Dataset rows start

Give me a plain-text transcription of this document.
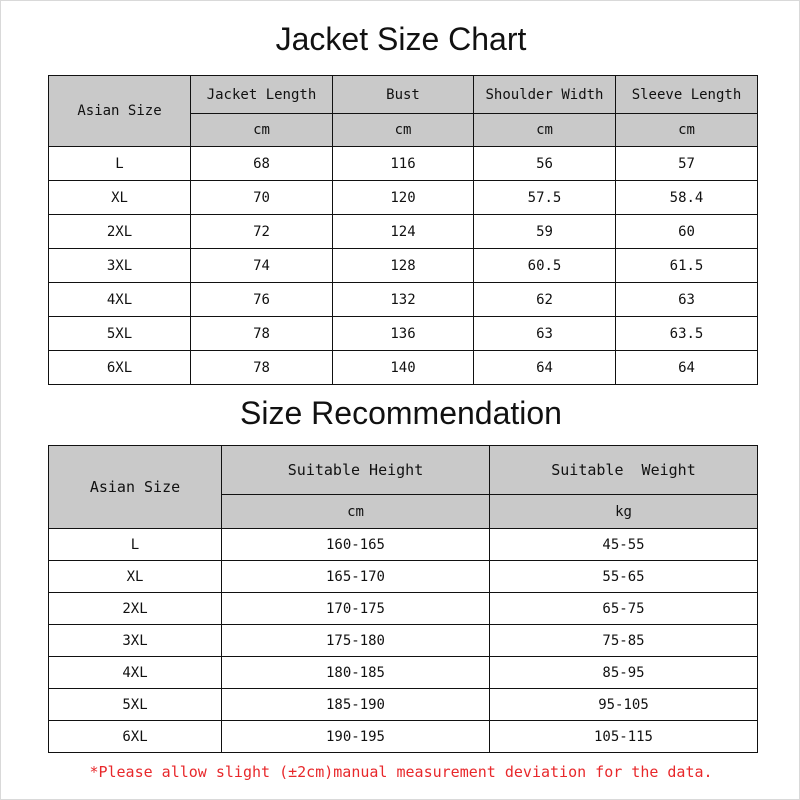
Jacket Size Chart
Asian Size	Jacket Length	Bust	Shoulder Width	Sleeve Length
	cm	cm	cm	cm
L	68	116	56	57
XL	70	120	57.5	58.4
2XL	72	124	59	60
3XL	74	128	60.5	61.5
4XL	76	132	62	63
5XL	78	136	63	63.5
6XL	78	140	64	64
Size Recommendation
Asian Size	Suitable Height	Suitable  Weight
	cm	kg
L	160-165	45-55
XL	165-170	55-65
2XL	170-175	65-75
3XL	175-180	75-85
4XL	180-185	85-95
5XL	185-190	95-105
6XL	190-195	105-115
*Please allow slight (±2cm)manual measurement deviation for the data.
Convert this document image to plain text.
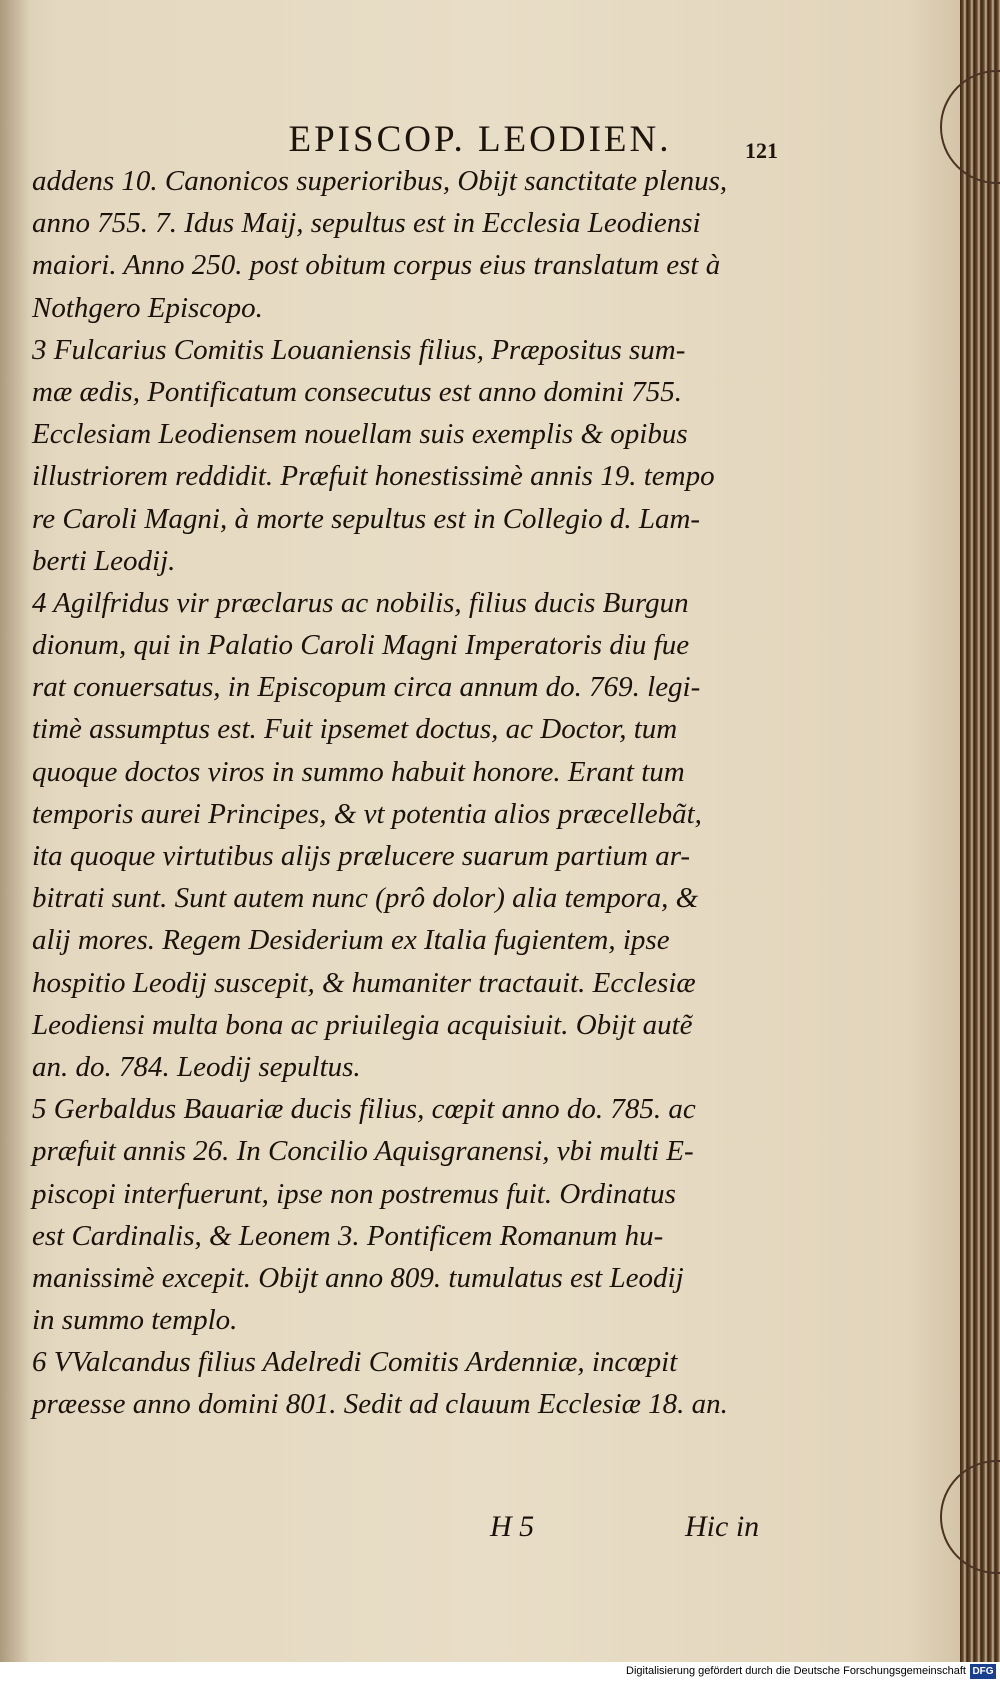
EPISCOP. LEODIEN.	121
addens 10. Canonicos superioribus, Obijt sanctitate plenus,
anno 755. 7. Idus Maij, sepultus est in Ecclesia Leodiensi
maiori. Anno 250. post obitum corpus eius translatum est à
Nothgero Episcopo.
3 Fulcarius Comitis Louaniensis filius, Præpositus sum-
mæ ædis, Pontificatum consecutus est anno domini 755.
Ecclesiam Leodiensem nouellam suis exemplis & opibus
illustriorem reddidit. Præfuit honestissimè annis 19. tempo
re Caroli Magni, à morte sepultus est in Collegio d. Lam-
berti Leodij.
4 Agilfridus vir præclarus ac nobilis, filius ducis Burgun
dionum, qui in Palatio Caroli Magni Imperatoris diu fue
rat conuersatus, in Episcopum circa annum do. 769. legi-
timè assumptus est. Fuit ipsemet doctus, ac Doctor, tum
quoque doctos viros in summo habuit honore. Erant tum
temporis aurei Principes, & vt potentia alios præcellebãt,
ita quoque virtutibus alijs prælucere suarum partium ar-
bitrati sunt. Sunt autem nunc (prô dolor) alia tempora, &
alij mores. Regem Desiderium ex Italia fugientem, ipse
hospitio Leodij suscepit, & humaniter tractauit. Ecclesiæ
Leodiensi multa bona ac priuilegia acquisiuit. Obijt autẽ
an. do. 784. Leodij sepultus.
5 Gerbaldus Bauariæ ducis filius, cœpit anno do. 785. ac
præfuit annis 26. In Concilio Aquisgranensi, vbi multi E-
piscopi interfuerunt, ipse non postremus fuit. Ordinatus
est Cardinalis, & Leonem 3. Pontificem Romanum hu-
manissimè excepit. Obijt anno 809. tumulatus est Leodij
in summo templo.
6 VValcandus filius Adelredi Comitis Ardenniæ, incœpit
præesse anno domini 801. Sedit ad clauum Ecclesiæ 18. an.
H 5	Hic in
Digitalisierung gefördert durch die Deutsche Forschungsgemeinschaft DFG
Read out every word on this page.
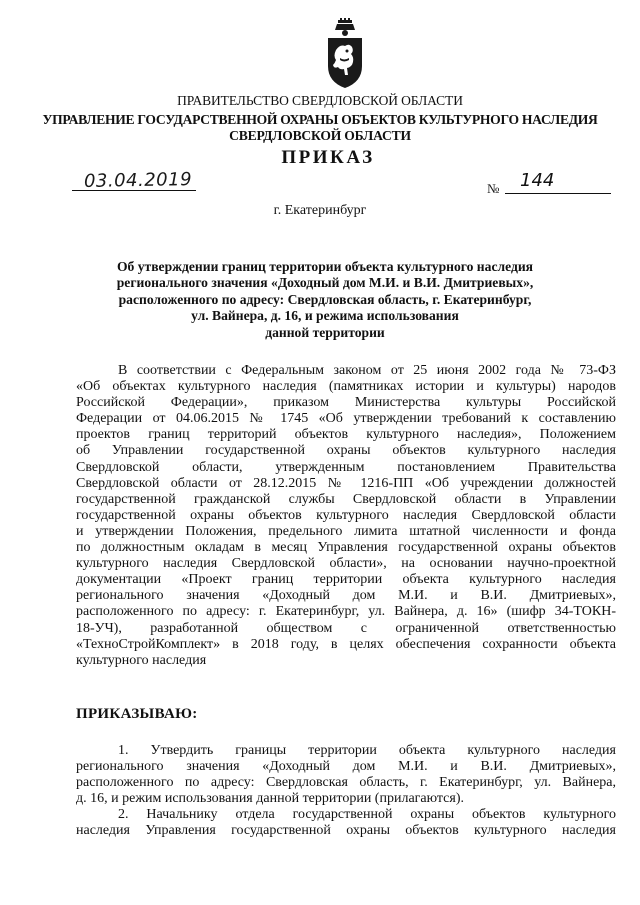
ПРАВИТЕЛЬСТВО СВЕРДЛОВСКОЙ ОБЛАСТИ
УПРАВЛЕНИЕ ГОСУДАРСТВЕННОЙ ОХРАНЫ ОБЪЕКТОВ КУЛЬТУРНОГО НАСЛЕДИЯ
СВЕРДЛОВСКОЙ ОБЛАСТИ
ПРИКАЗ
03.04.2019	№ 144
г. Екатеринбург
Об утверждении границ территории объекта культурного наследия
регионального значения «Доходный дом М.И. и В.И. Дмитриевых»,
расположенного по адресу: Свердловская область, г. Екатеринбург,
ул. Вайнера, д. 16, и режима использования
данной территории
В соответствии с Федеральным законом от 25 июня 2002 года № 73-ФЗ
«Об объектах культурного наследия (памятниках истории и культуры) народов
Российской Федерации», приказом Министерства культуры Российской
Федерации от 04.06.2015 № 1745 «Об утверждении требований к составлению
проектов границ территорий объектов культурного наследия», Положением
об Управлении государственной охраны объектов культурного наследия
Свердловской области, утвержденным постановлением Правительства
Свердловской области от 28.12.2015 № 1216-ПП «Об учреждении должностей
государственной гражданской службы Свердловской области в Управлении
государственной охраны объектов культурного наследия Свердловской области
и утверждении Положения, предельного лимита штатной численности и фонда
по должностным окладам в месяц Управления государственной охраны объектов
культурного наследия Свердловской области», на основании научно-проектной
документации «Проект границ территории объекта культурного наследия
регионального значения «Доходный дом М.И. и В.И. Дмитриевых»,
расположенного по адресу: г. Екатеринбург, ул. Вайнера, д. 16» (шифр 34-ТОКН-
18-УЧ), разработанной обществом с ограниченной ответственностью
«ТехноСтройКомплект» в 2018 году, в целях обеспечения сохранности объекта
культурного наследия
ПРИКАЗЫВАЮ:
1. Утвердить границы территории объекта культурного наследия
регионального значения «Доходный дом М.И. и В.И. Дмитриевых»,
расположенного по адресу: Свердловская область, г. Екатеринбург, ул. Вайнера,
д. 16, и режим использования данной территории (прилагаются).
2. Начальнику отдела государственной охраны объектов культурного
наследия Управления государственной охраны объектов культурного наследия
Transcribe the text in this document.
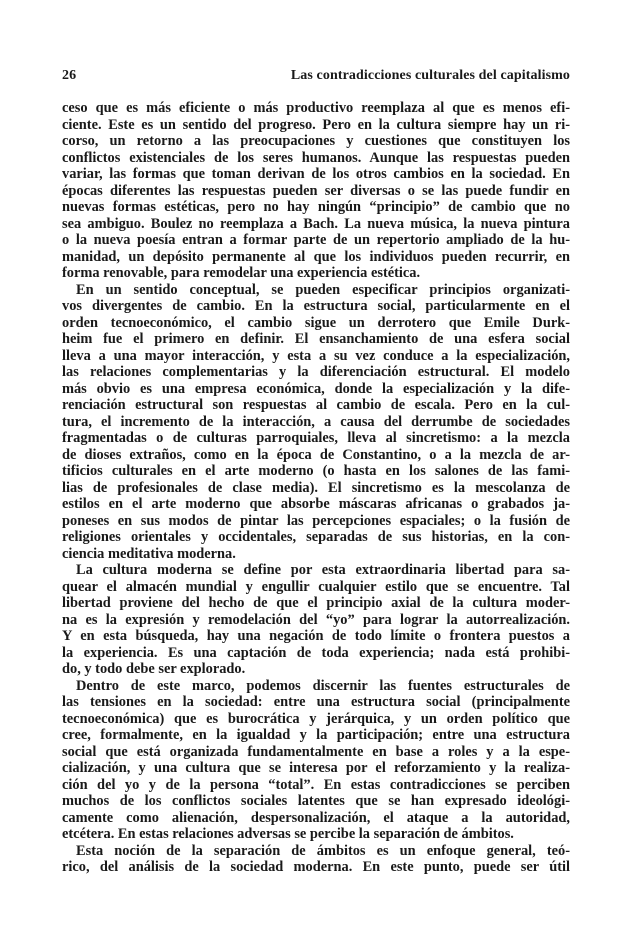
26	Las contradicciones culturales del capitalismo
ceso que es más eficiente o más productivo reemplaza al que es menos efi-
ciente. Este es un sentido del progreso. Pero en la cultura siempre hay un ri-
corso, un retorno a las preocupaciones y cuestiones que constituyen los
conflictos existenciales de los seres humanos. Aunque las respuestas pueden
variar, las formas que toman derivan de los otros cambios en la sociedad. En
épocas diferentes las respuestas pueden ser diversas o se las puede fundir en
nuevas formas estéticas, pero no hay ningún “principio” de cambio que no
sea ambiguo. Boulez no reemplaza a Bach. La nueva música, la nueva pintura
o la nueva poesía entran a formar parte de un repertorio ampliado de la hu-
manidad, un depósito permanente al que los individuos pueden recurrir, en
forma renovable, para remodelar una experiencia estética.
En un sentido conceptual, se pueden especificar principios organizati-
vos divergentes de cambio. En la estructura social, particularmente en el
orden tecnoeconómico, el cambio sigue un derrotero que Emile Durk-
heim fue el primero en definir. El ensanchamiento de una esfera social
lleva a una mayor interacción, y esta a su vez conduce a la especialización,
las relaciones complementarias y la diferenciación estructural. El modelo
más obvio es una empresa económica, donde la especialización y la dife-
renciación estructural son respuestas al cambio de escala. Pero en la cul-
tura, el incremento de la interacción, a causa del derrumbe de sociedades
fragmentadas o de culturas parroquiales, lleva al sincretismo: a la mezcla
de dioses extraños, como en la época de Constantino, o a la mezcla de ar-
tificios culturales en el arte moderno (o hasta en los salones de las fami-
lias de profesionales de clase media). El sincretismo es la mescolanza de
estilos en el arte moderno que absorbe máscaras africanas o grabados ja-
poneses en sus modos de pintar las percepciones espaciales; o la fusión de
religiones orientales y occidentales, separadas de sus historias, en la con-
ciencia meditativa moderna.
La cultura moderna se define por esta extraordinaria libertad para sa-
quear el almacén mundial y engullir cualquier estilo que se encuentre. Tal
libertad proviene del hecho de que el principio axial de la cultura moder-
na es la expresión y remodelación del “yo” para lograr la autorrealización.
Y en esta búsqueda, hay una negación de todo límite o frontera puestos a
la experiencia. Es una captación de toda experiencia; nada está prohibi-
do, y todo debe ser explorado.
Dentro de este marco, podemos discernir las fuentes estructurales de
las tensiones en la sociedad: entre una estructura social (principalmente
tecnoeconómica) que es burocrática y jerárquica, y un orden político que
cree, formalmente, en la igualdad y la participación; entre una estructura
social que está organizada fundamentalmente en base a roles y a la espe-
cialización, y una cultura que se interesa por el reforzamiento y la realiza-
ción del yo y de la persona “total”. En estas contradicciones se perciben
muchos de los conflictos sociales latentes que se han expresado ideológi-
camente como alienación, despersonalización, el ataque a la autoridad,
etcétera. En estas relaciones adversas se percibe la separación de ámbitos.
Esta noción de la separación de ámbitos es un enfoque general, teó-
rico, del análisis de la sociedad moderna. En este punto, puede ser útil
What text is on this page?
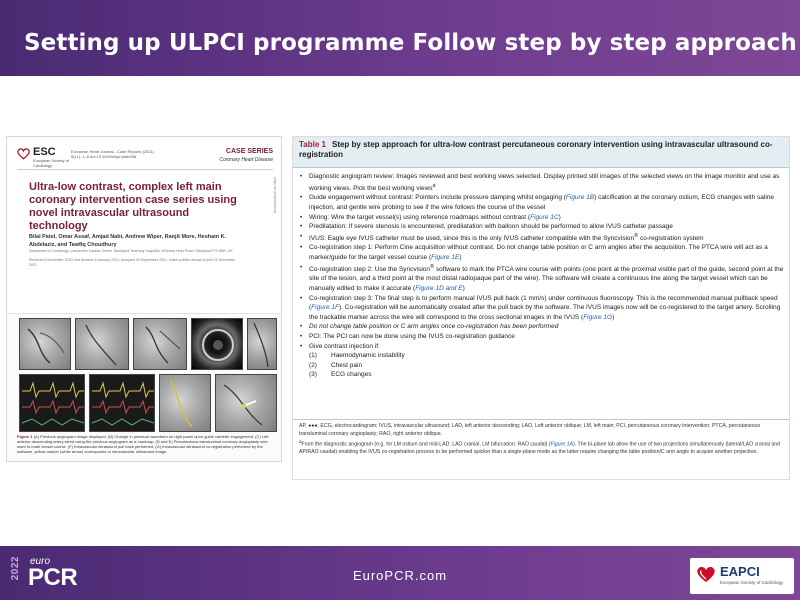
Setting up ULPCI programme Follow step by step approach
ESC
European Society of Cardiology
European Heart Journal - Case Reports (2021) 5(11), 1–6 doi:10.1093/ehjcr/ytab398
CASE SERIES
Coronary Heart Disease
Ultra-low contrast, complex left main coronary intervention case series using novel intravascular ultrasound technology
Bilal Patel, Omar Assaf, Amjad Nabi, Andrew Wiper, Ranjit More, Hesham K. Abdelaziz, and Tawfiq Choudhury
Department of Cardiology, Lancashire Cardiac Centre, Blackpool Teaching Hospitals, Whinney Heys Road, Blackpool FY3 8NR, UK
Received 6 November 2020; first decision 8 January 2021; accepted 09 September 2021; online publish-ahead-of-print 11 November 2021
Downloaded from https
Figure 1 (A) Previous angiogram image displayed. (B) Change in pressure waveform on right panel upon guide catheter engagement. (C) Left anterior descending artery wired using the previous angiogram as a roadmap. (D and E) Percutaneous transluminal coronary angioplasty wire used to mark vessel course. (F) Intravascular ultrasound pull back performed. (G) Intravascular ultrasound co-registration performed by the software, yellow marker (white arrow) corresponds to intravascular ultrasound image.
Table 1 Step by step approach for ultra-low contrast percutaneous coronary intervention using intravascular ultrasound co-registration
• Diagnostic angiogram review: Images reviewed and best working views selected. Display printed still images of the selected views on the image monitor and use as working views. Pick the best working views$^a$
• Guide engagement without contrast: Pointers include pressure damping whilst engaging (Figure 1B) calcification at the coronary ostium, ECG changes with saline injection, and gentle wire probing to see if the wire follows the course of the vessel
• Wiring: Wire the target vessel(s) using reference roadmaps without contrast (Figure 1C)
• Predilatation: If severe stenosis is encountered, predilatation with balloon should be performed to allow IVUS catheter passage
• IVUS: Eagle eye IVUS catheter must be used, since this is the only IVUS catheter compatible with the Syncvision® co-registration system
• Co-registration step 1: Perform Cine acquisition without contrast. Do not change table position or C arm angles after the acquisition. The PTCA wire will act as a marker/guide for the target vessel course (Figure 1E)
• Co-registration step 2: Use the Syncvision® software to mark the PTCA wire course with points (one point at the proximal visible part of the guide, second point at the site of the lesion, and a third point at the most distal radiopaque part of the wire). The software will create a continuous line along the target vessel which can be manually edited to make it accurate (Figure 1D and E)
• Co-registration step 3: The final step is to perform manual IVUS pull back (1 mm/s) under continuous fluoroscopy. This is the recommended manual pullback speed (Figure 1F). Co-registration will be automatically created after the pull back by the software. The IVUS images now will be co-registered to the target artery. Scrolling the trackable marker across the wire will correspond to the cross sectional images in the IVUS (Figure 1G)
• Do not change table position or C arm angles once co-registration has been performed
• PCI: The PCI can now be done using the IVUS co-registration guidance
• Give contrast injection if:
(1) Haemodynamic instability
(2) Chest pain
(3) ECG changes
AP, ●●●; ECG, electrocardiogram; IVUS, intravascular ultrasound; LAD, left anterior descending; LAO, Left anterior oblique; LM, left main; PCI, percutaneous coronary intervention; PTCA, percutaneous transluminal coronary angioplasty; RAO, right anterior oblique.
$^a$From the diagnostic angiogram (e.g. for LM ostium and mid-LAD: LAO cranial, LM bifurcation: RAO caudal) (Figure 1A). The bi-plane lab allow the use of two projections simultaneously (lateral/LAO cranial and AP/RAO caudal) enabling the IVUS co-registration process to be performed quicker than a single-plane mode as the latter require changing the table position/C arm angle to acquire another projection.
2022 euro
PCR	EuroPCR.com	EAPCI
European Society of Cardiology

Dataset rows end

_Exercise details_: Reproduce every line of the listing above in which the string "moderna" appears.

_Solved exercise_:
ciencia meditativa moderna.
La cultura moderna se define por esta extraordinaria libertad para sa-
rico, del análisis de la sociedad moderna. En este punto, puede ser útil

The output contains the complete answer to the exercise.